Entries with figure data:
-- -- --

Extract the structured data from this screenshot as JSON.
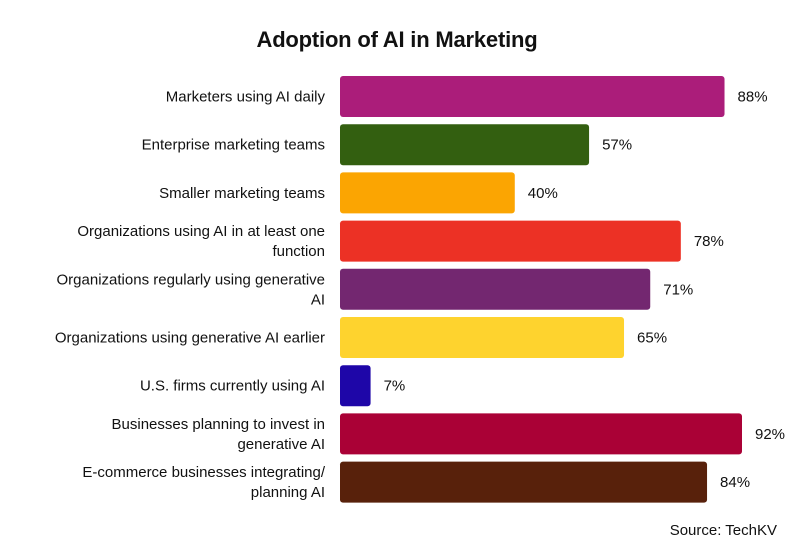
{
  "chart_data": {
    "type": "bar",
    "orientation": "horizontal",
    "title": "Adoption of AI in Marketing",
    "xlabel": "",
    "ylabel": "",
    "value_suffix": "%",
    "xlim": [
      0,
      92
    ],
    "categories": [
      [
        "Marketers using AI daily"
      ],
      [
        "Enterprise marketing teams"
      ],
      [
        "Smaller marketing teams"
      ],
      [
        "Organizations using AI in at least one",
        "function"
      ],
      [
        "Organizations regularly using generative",
        "AI"
      ],
      [
        "Organizations using generative AI earlier"
      ],
      [
        "U.S. firms currently using AI"
      ],
      [
        "Businesses planning to invest in",
        "generative AI"
      ],
      [
        "E-commerce businesses integrating/",
        "planning AI"
      ]
    ],
    "values": [
      88,
      57,
      40,
      78,
      71,
      65,
      7,
      92,
      84
    ],
    "value_labels": [
      "88%",
      "57%",
      "40%",
      "78%",
      "71%",
      "65%",
      "7%",
      "92%",
      "84%"
    ],
    "colors": [
      "#ab1d7a",
      "#335f10",
      "#fba502",
      "#ec3125",
      "#732770",
      "#fed32e",
      "#1e06a8",
      "#aa0136",
      "#58210b"
    ],
    "source": "Source: TechKV"
  }
}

-- -- --

__WHAT IS REQUIRED__:
Say how many lines above hold the word "planning", giving only the count.

__EXERCISE SOLUTION__:
2